> _Records from a data collection_
------------------------------------
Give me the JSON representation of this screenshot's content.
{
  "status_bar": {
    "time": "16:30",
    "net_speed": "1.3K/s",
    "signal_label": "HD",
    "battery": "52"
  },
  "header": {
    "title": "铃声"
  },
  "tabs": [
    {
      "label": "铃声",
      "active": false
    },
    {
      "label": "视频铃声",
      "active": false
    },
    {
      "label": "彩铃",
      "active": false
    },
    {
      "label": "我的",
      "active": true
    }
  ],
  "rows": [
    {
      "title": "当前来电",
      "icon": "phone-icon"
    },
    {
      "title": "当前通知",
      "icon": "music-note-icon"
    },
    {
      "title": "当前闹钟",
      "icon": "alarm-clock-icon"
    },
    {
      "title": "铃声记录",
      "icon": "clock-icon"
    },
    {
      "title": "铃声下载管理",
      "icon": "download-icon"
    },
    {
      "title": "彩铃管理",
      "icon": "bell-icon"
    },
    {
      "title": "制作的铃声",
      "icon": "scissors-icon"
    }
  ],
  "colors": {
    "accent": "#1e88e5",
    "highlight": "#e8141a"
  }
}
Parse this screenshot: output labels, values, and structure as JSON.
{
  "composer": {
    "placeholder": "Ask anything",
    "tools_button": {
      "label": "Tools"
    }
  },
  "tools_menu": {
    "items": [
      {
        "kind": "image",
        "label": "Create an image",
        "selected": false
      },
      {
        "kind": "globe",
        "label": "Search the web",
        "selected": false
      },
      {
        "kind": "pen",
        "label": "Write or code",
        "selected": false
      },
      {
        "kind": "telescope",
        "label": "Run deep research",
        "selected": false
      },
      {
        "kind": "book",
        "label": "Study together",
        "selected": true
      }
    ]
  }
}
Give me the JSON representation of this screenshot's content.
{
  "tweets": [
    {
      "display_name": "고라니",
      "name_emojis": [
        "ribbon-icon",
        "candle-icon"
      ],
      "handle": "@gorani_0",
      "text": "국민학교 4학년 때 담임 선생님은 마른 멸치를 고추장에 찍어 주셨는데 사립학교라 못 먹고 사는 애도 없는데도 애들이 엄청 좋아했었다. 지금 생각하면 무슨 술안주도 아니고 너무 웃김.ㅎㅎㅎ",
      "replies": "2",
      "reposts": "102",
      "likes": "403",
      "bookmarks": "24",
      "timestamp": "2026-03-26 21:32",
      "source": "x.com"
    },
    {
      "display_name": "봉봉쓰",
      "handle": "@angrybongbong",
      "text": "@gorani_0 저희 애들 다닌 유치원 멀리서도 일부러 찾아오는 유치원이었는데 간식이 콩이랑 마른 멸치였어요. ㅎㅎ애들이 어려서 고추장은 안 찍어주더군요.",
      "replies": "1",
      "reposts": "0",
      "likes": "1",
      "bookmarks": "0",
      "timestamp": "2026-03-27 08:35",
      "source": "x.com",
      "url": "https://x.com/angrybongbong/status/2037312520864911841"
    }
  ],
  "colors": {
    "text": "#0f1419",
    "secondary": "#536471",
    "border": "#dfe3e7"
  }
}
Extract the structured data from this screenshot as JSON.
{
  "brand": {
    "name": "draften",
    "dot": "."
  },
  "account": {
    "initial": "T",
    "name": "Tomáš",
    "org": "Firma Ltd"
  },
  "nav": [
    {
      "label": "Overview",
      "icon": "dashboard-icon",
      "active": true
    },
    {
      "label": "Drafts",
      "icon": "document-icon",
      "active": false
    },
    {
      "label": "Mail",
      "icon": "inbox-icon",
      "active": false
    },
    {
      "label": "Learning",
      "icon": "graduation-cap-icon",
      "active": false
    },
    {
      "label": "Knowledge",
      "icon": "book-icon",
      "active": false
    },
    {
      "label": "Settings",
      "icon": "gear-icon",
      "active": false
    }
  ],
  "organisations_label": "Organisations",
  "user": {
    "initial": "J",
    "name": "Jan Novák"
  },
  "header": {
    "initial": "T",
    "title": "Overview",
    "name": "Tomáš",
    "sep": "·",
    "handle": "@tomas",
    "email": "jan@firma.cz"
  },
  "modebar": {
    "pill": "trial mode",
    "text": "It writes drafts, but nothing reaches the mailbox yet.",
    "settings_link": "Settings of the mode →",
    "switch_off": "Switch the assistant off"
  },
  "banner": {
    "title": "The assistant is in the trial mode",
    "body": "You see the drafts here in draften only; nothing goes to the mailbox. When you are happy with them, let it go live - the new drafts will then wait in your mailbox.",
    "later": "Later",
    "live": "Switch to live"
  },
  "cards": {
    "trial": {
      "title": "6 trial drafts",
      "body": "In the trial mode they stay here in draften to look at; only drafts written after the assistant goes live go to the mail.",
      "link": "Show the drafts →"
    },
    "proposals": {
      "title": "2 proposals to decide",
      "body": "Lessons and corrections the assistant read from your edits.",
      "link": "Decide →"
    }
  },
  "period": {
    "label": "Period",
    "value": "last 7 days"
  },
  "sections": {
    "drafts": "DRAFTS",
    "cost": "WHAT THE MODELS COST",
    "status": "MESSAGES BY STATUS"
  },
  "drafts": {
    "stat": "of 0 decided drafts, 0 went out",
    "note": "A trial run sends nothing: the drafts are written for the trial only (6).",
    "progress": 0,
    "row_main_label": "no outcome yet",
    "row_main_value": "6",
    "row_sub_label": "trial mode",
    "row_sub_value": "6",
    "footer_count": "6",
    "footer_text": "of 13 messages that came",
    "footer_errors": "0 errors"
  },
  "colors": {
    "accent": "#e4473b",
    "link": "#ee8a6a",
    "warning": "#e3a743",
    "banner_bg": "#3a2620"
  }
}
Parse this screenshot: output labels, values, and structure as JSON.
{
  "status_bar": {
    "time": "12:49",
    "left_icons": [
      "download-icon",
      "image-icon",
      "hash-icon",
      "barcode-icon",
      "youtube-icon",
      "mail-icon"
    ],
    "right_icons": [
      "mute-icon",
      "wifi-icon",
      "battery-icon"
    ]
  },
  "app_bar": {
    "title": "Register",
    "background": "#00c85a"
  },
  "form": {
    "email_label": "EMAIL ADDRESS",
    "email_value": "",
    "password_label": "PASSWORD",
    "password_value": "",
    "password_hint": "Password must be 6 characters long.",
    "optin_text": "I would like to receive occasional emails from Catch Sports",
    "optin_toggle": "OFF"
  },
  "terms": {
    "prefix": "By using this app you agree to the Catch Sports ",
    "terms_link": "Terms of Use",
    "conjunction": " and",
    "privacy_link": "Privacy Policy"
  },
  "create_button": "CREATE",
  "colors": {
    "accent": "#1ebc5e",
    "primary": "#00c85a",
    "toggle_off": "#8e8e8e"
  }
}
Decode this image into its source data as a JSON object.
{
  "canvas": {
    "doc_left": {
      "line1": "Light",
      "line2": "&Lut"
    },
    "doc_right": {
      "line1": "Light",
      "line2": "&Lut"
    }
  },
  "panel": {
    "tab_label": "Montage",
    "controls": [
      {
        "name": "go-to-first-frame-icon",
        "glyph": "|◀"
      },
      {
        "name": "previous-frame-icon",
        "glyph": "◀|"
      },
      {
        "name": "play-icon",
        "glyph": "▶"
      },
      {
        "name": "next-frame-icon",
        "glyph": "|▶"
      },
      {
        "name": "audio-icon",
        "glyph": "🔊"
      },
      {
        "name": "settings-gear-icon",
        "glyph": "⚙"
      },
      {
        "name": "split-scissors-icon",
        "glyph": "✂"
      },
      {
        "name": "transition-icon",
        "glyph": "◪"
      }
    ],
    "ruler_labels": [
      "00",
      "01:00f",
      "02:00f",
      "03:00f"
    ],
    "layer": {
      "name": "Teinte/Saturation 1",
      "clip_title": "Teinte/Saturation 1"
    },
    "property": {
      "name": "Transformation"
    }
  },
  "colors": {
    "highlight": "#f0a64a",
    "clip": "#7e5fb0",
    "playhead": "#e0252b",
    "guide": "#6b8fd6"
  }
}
------------------------------------
> _Directive_
Your task is to repeat every entry exactly.

> _Correct answer_
Give me the JSON representation of this screenshot's content.
{
  "status_bar": {
    "time": "16:30",
    "net_speed": "1.3K/s",
    "signal_label": "HD",
    "battery": "52"
  },
  "header": {
    "title": "铃声"
  },
  "tabs": [
    {
      "label": "铃声",
      "active": false
    },
    {
      "label": "视频铃声",
      "active": false
    },
    {
      "label": "彩铃",
      "active": false
    },
    {
      "label": "我的",
      "active": true
    }
  ],
  "rows": [
    {
      "title": "当前来电",
      "icon": "phone-icon"
    },
    {
      "title": "当前通知",
      "icon": "music-note-icon"
    },
    {
      "title": "当前闹钟",
      "icon": "alarm-clock-icon"
    },
    {
      "title": "铃声记录",
      "icon": "clock-icon"
    },
    {
      "title": "铃声下载管理",
      "icon": "download-icon"
    },
    {
      "title": "彩铃管理",
      "icon": "bell-icon"
    },
    {
      "title": "制作的铃声",
      "icon": "scissors-icon"
    }
  ],
  "colors": {
    "accent": "#1e88e5",
    "highlight": "#e8141a"
  }
}
Parse this screenshot: output labels, values, and structure as JSON.
{
  "composer": {
    "placeholder": "Ask anything",
    "tools_button": {
      "label": "Tools"
    }
  },
  "tools_menu": {
    "items": [
      {
        "kind": "image",
        "label": "Create an image",
        "selected": false
      },
      {
        "kind": "globe",
        "label": "Search the web",
        "selected": false
      },
      {
        "kind": "pen",
        "label": "Write or code",
        "selected": false
      },
      {
        "kind": "telescope",
        "label": "Run deep research",
        "selected": false
      },
      {
        "kind": "book",
        "label": "Study together",
        "selected": true
      }
    ]
  }
}
Give me the JSON representation of this screenshot's content.
{
  "tweets": [
    {
      "display_name": "고라니",
      "name_emojis": [
        "ribbon-icon",
        "candle-icon"
      ],
      "handle": "@gorani_0",
      "text": "국민학교 4학년 때 담임 선생님은 마른 멸치를 고추장에 찍어 주셨는데 사립학교라 못 먹고 사는 애도 없는데도 애들이 엄청 좋아했었다. 지금 생각하면 무슨 술안주도 아니고 너무 웃김.ㅎㅎㅎ",
      "replies": "2",
      "reposts": "102",
      "likes": "403",
      "bookmarks": "24",
      "timestamp": "2026-03-26 21:32",
      "source": "x.com"
    },
    {
      "display_name": "봉봉쓰",
      "handle": "@angrybongbong",
      "text": "@gorani_0 저희 애들 다닌 유치원 멀리서도 일부러 찾아오는 유치원이었는데 간식이 콩이랑 마른 멸치였어요. ㅎㅎ애들이 어려서 고추장은 안 찍어주더군요.",
      "replies": "1",
      "reposts": "0",
      "likes": "1",
      "bookmarks": "0",
      "timestamp": "2026-03-27 08:35",
      "source": "x.com",
      "url": "https://x.com/angrybongbong/status/2037312520864911841"
    }
  ],
  "colors": {
    "text": "#0f1419",
    "secondary": "#536471",
    "border": "#dfe3e7"
  }
}
Extract the structured data from this screenshot as JSON.
{
  "brand": {
    "name": "draften",
    "dot": "."
  },
  "account": {
    "initial": "T",
    "name": "Tomáš",
    "org": "Firma Ltd"
  },
  "nav": [
    {
      "label": "Overview",
      "icon": "dashboard-icon",
      "active": true
    },
    {
      "label": "Drafts",
      "icon": "document-icon",
      "active": false
    },
    {
      "label": "Mail",
      "icon": "inbox-icon",
      "active": false
    },
    {
      "label": "Learning",
      "icon": "graduation-cap-icon",
      "active": false
    },
    {
      "label": "Knowledge",
      "icon": "book-icon",
      "active": false
    },
    {
      "label": "Settings",
      "icon": "gear-icon",
      "active": false
    }
  ],
  "organisations_label": "Organisations",
  "user": {
    "initial": "J",
    "name": "Jan Novák"
  },
  "header": {
    "initial": "T",
    "title": "Overview",
    "name": "Tomáš",
    "sep": "·",
    "handle": "@tomas",
    "email": "jan@firma.cz"
  },
  "modebar": {
    "pill": "trial mode",
    "text": "It writes drafts, but nothing reaches the mailbox yet.",
    "settings_link": "Settings of the mode →",
    "switch_off": "Switch the assistant off"
  },
  "banner": {
    "title": "The assistant is in the trial mode",
    "body": "You see the drafts here in draften only; nothing goes to the mailbox. When you are happy with them, let it go live - the new drafts will then wait in your mailbox.",
    "later": "Later",
    "live": "Switch to live"
  },
  "cards": {
    "trial": {
      "title": "6 trial drafts",
      "body": "In the trial mode they stay here in draften to look at; only drafts written after the assistant goes live go to the mail.",
      "link": "Show the drafts →"
    },
    "proposals": {
      "title": "2 proposals to decide",
      "body": "Lessons and corrections the assistant read from your edits.",
      "link": "Decide →"
    }
  },
  "period": {
    "label": "Period",
    "value": "last 7 days"
  },
  "sections": {
    "drafts": "DRAFTS",
    "cost": "WHAT THE MODELS COST",
    "status": "MESSAGES BY STATUS"
  },
  "drafts": {
    "stat": "of 0 decided drafts, 0 went out",
    "note": "A trial run sends nothing: the drafts are written for the trial only (6).",
    "progress": 0,
    "row_main_label": "no outcome yet",
    "row_main_value": "6",
    "row_sub_label": "trial mode",
    "row_sub_value": "6",
    "footer_count": "6",
    "footer_text": "of 13 messages that came",
    "footer_errors": "0 errors"
  },
  "colors": {
    "accent": "#e4473b",
    "link": "#ee8a6a",
    "warning": "#e3a743",
    "banner_bg": "#3a2620"
  }
}
Parse this screenshot: output labels, values, and structure as JSON.
{
  "status_bar": {
    "time": "12:49",
    "left_icons": [
      "download-icon",
      "image-icon",
      "hash-icon",
      "barcode-icon",
      "youtube-icon",
      "mail-icon"
    ],
    "right_icons": [
      "mute-icon",
      "wifi-icon",
      "battery-icon"
    ]
  },
  "app_bar": {
    "title": "Register",
    "background": "#00c85a"
  },
  "form": {
    "email_label": "EMAIL ADDRESS",
    "email_value": "",
    "password_label": "PASSWORD",
    "password_value": "",
    "password_hint": "Password must be 6 characters long.",
    "optin_text": "I would like to receive occasional emails from Catch Sports",
    "optin_toggle": "OFF"
  },
  "terms": {
    "prefix": "By using this app you agree to the Catch Sports ",
    "terms_link": "Terms of Use",
    "conjunction": " and",
    "privacy_link": "Privacy Policy"
  },
  "create_button": "CREATE",
  "colors": {
    "accent": "#1ebc5e",
    "primary": "#00c85a",
    "toggle_off": "#8e8e8e"
  }
}
Decode this image into its source data as a JSON object.
{
  "canvas": {
    "doc_left": {
      "line1": "Light",
      "line2": "&Lut"
    },
    "doc_right": {
      "line1": "Light",
      "line2": "&Lut"
    }
  },
  "panel": {
    "tab_label": "Montage",
    "controls": [
      {
        "name": "go-to-first-frame-icon",
        "glyph": "|◀"
      },
      {
        "name": "previous-frame-icon",
        "glyph": "◀|"
      },
      {
        "name": "play-icon",
        "glyph": "▶"
      },
      {
        "name": "next-frame-icon",
        "glyph": "|▶"
      },
      {
        "name": "audio-icon",
        "glyph": "🔊"
      },
      {
        "name": "settings-gear-icon",
        "glyph": "⚙"
      },
      {
        "name": "split-scissors-icon",
        "glyph": "✂"
      },
      {
        "name": "transition-icon",
        "glyph": "◪"
      }
    ],
    "ruler_labels": [
      "00",
      "01:00f",
      "02:00f",
      "03:00f"
    ],
    "layer": {
      "name": "Teinte/Saturation 1",
      "clip_title": "Teinte/Saturation 1"
    },
    "property": {
      "name": "Transformation"
    }
  },
  "colors": {
    "highlight": "#f0a64a",
    "clip": "#7e5fb0",
    "playhead": "#e0252b",
    "guide": "#6b8fd6"
  }
}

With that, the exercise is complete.